::: Input for this task

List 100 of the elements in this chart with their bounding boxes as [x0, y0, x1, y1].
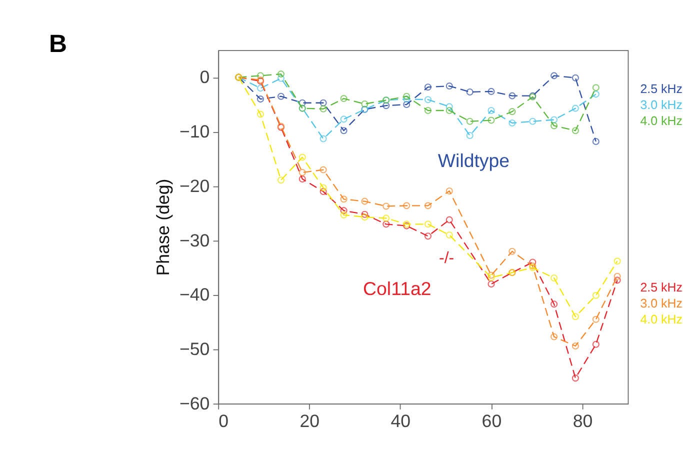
point	[298, 99, 306, 106]
point	[277, 70, 284, 78]
point	[320, 166, 327, 174]
x-tick-label: 40	[390, 411, 411, 432]
point	[614, 272, 621, 280]
y-axis-title: Phase (deg)	[152, 178, 173, 276]
point	[572, 374, 579, 382]
point	[361, 214, 368, 221]
point	[320, 99, 327, 106]
point	[382, 202, 390, 210]
point	[529, 118, 536, 125]
point	[403, 92, 410, 100]
point	[572, 74, 579, 82]
point	[572, 313, 579, 320]
point	[424, 202, 432, 210]
point	[361, 198, 368, 205]
point	[446, 187, 453, 195]
y-tick-label: −20	[180, 176, 210, 196]
point	[446, 82, 453, 90]
point	[446, 103, 453, 110]
point	[446, 216, 453, 224]
text: 3.0 kHz	[640, 98, 682, 112]
point	[446, 232, 453, 239]
x-tick-label: 0	[218, 411, 229, 432]
point	[550, 116, 558, 124]
point	[488, 106, 495, 114]
annotation: Wildtype	[438, 150, 510, 171]
point	[424, 220, 432, 228]
point	[508, 92, 516, 100]
point	[592, 84, 600, 92]
point	[256, 96, 264, 103]
x-tick-label: 20	[300, 411, 320, 432]
text: 2.5 kHz	[640, 82, 682, 96]
point	[592, 316, 600, 323]
point	[550, 122, 558, 130]
point	[466, 118, 474, 125]
chart-title: B	[49, 30, 68, 58]
point	[446, 106, 453, 114]
point	[550, 274, 558, 282]
series-label: 2.5 kHz	[640, 280, 682, 294]
text: 4.0 kHz	[640, 114, 682, 128]
y-tick-label: −40	[180, 284, 210, 305]
point	[277, 92, 284, 100]
point	[424, 96, 432, 104]
point	[424, 232, 432, 240]
point	[592, 340, 600, 348]
point	[320, 184, 327, 192]
point	[256, 72, 264, 80]
y-tick-label: −60	[180, 393, 210, 414]
point	[277, 74, 284, 82]
point	[488, 280, 495, 288]
y-tick-label: −10	[180, 121, 210, 142]
point	[277, 176, 284, 184]
point	[256, 110, 264, 118]
y-tick-label: −50	[180, 339, 210, 360]
point	[466, 88, 474, 96]
point	[298, 154, 306, 161]
point	[592, 138, 600, 146]
point	[361, 100, 368, 108]
point	[529, 258, 536, 266]
point	[320, 135, 327, 142]
point	[382, 214, 390, 222]
point	[488, 88, 495, 95]
point	[340, 211, 348, 218]
point	[550, 333, 558, 340]
point	[572, 127, 579, 134]
point	[403, 100, 410, 108]
point	[340, 127, 348, 134]
point	[508, 119, 516, 127]
point	[320, 105, 327, 112]
point	[550, 72, 558, 80]
point	[614, 276, 621, 284]
point	[488, 116, 495, 124]
point	[298, 168, 306, 176]
point	[508, 248, 516, 255]
point	[382, 102, 390, 110]
point	[592, 90, 600, 98]
point	[340, 116, 348, 123]
point	[403, 202, 410, 210]
point	[340, 207, 348, 214]
text: 4.0 kHz	[640, 312, 682, 326]
point	[340, 95, 348, 102]
point	[424, 84, 432, 91]
point	[466, 132, 474, 140]
point	[256, 84, 264, 92]
point	[340, 196, 348, 203]
y-tick-label: −30	[180, 230, 210, 250]
annotation: Col11a2-/-	[363, 248, 454, 300]
point	[320, 188, 327, 196]
point	[382, 220, 390, 228]
x-tick-label: 80	[572, 411, 593, 432]
point	[572, 342, 579, 350]
point	[614, 258, 621, 265]
y-tick-label: 0	[200, 67, 210, 88]
point	[508, 108, 516, 116]
point	[592, 292, 600, 299]
point	[550, 300, 558, 308]
point	[298, 176, 306, 183]
point	[424, 106, 432, 114]
point	[361, 210, 368, 218]
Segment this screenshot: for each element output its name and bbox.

::::::

What to work on: Reproduce all of the data above with "y-tick-label" replaced by "y-axis tick" and everything else unchanged, leaving out the pictures.

Solved problem:
List 100 of the elements in this chart with their bounding boxes as [x0, y0, x1, y1].
point	[298, 99, 306, 106]
point	[277, 70, 284, 78]
point	[320, 166, 327, 174]
x-tick-label: 40	[390, 411, 411, 432]
point	[614, 272, 621, 280]
y-axis-title: Phase (deg)	[152, 178, 173, 276]
point	[572, 374, 579, 382]
point	[361, 214, 368, 221]
point	[320, 99, 327, 106]
point	[382, 202, 390, 210]
point	[529, 118, 536, 125]
point	[403, 92, 410, 100]
point	[572, 74, 579, 82]
point	[572, 313, 579, 320]
point	[424, 202, 432, 210]
point	[361, 198, 368, 205]
point	[446, 187, 453, 195]
y-axis tick: −20	[180, 176, 210, 196]
point	[446, 82, 453, 90]
point	[446, 103, 453, 110]
point	[446, 216, 453, 224]
text: 3.0 kHz	[640, 98, 682, 112]
point	[446, 232, 453, 239]
x-tick-label: 0	[218, 411, 229, 432]
point	[550, 116, 558, 124]
point	[488, 106, 495, 114]
annotation: Wildtype	[438, 150, 510, 171]
point	[424, 220, 432, 228]
point	[508, 92, 516, 100]
point	[592, 84, 600, 92]
point	[256, 96, 264, 103]
x-tick-label: 20	[300, 411, 320, 432]
text: 2.5 kHz	[640, 82, 682, 96]
point	[592, 316, 600, 323]
point	[550, 122, 558, 130]
point	[466, 118, 474, 125]
chart-title: B	[49, 30, 68, 58]
point	[446, 106, 453, 114]
point	[550, 274, 558, 282]
series-label: 2.5 kHz	[640, 280, 682, 294]
text: 4.0 kHz	[640, 114, 682, 128]
y-axis tick: −40	[180, 284, 210, 305]
point	[277, 92, 284, 100]
point	[424, 96, 432, 104]
point	[424, 232, 432, 240]
point	[592, 340, 600, 348]
point	[320, 184, 327, 192]
point	[256, 72, 264, 80]
y-axis tick: −60	[180, 393, 210, 414]
point	[277, 74, 284, 82]
point	[488, 280, 495, 288]
y-axis tick: −10	[180, 121, 210, 142]
point	[277, 176, 284, 184]
point	[256, 110, 264, 118]
y-axis tick: −50	[180, 339, 210, 360]
point	[466, 88, 474, 96]
point	[298, 154, 306, 161]
point	[592, 138, 600, 146]
point	[361, 100, 368, 108]
point	[529, 258, 536, 266]
point	[320, 135, 327, 142]
point	[382, 214, 390, 222]
point	[488, 88, 495, 95]
point	[340, 211, 348, 218]
point	[550, 333, 558, 340]
point	[572, 127, 579, 134]
point	[403, 100, 410, 108]
point	[340, 127, 348, 134]
point	[508, 119, 516, 127]
point	[320, 105, 327, 112]
point	[550, 72, 558, 80]
point	[614, 276, 621, 284]
point	[488, 116, 495, 124]
point	[298, 168, 306, 176]
point	[508, 248, 516, 255]
point	[382, 102, 390, 110]
point	[592, 90, 600, 98]
point	[340, 116, 348, 123]
point	[403, 202, 410, 210]
point	[340, 207, 348, 214]
text: 4.0 kHz	[640, 312, 682, 326]
point	[340, 95, 348, 102]
point	[424, 84, 432, 91]
point	[466, 132, 474, 140]
point	[256, 84, 264, 92]
point	[340, 196, 348, 203]
y-axis tick: −30	[180, 230, 210, 250]
annotation: Col11a2-/-	[363, 248, 454, 300]
point	[320, 188, 327, 196]
point	[382, 220, 390, 228]
x-tick-label: 80	[572, 411, 593, 432]
point	[572, 342, 579, 350]
point	[614, 258, 621, 265]
y-axis tick: 0	[200, 67, 210, 88]
point	[508, 108, 516, 116]
point	[592, 292, 600, 299]
point	[550, 300, 558, 308]
point	[298, 176, 306, 183]
point	[424, 106, 432, 114]
point	[361, 210, 368, 218]
Segment this screenshot: for each element output its name and bbox.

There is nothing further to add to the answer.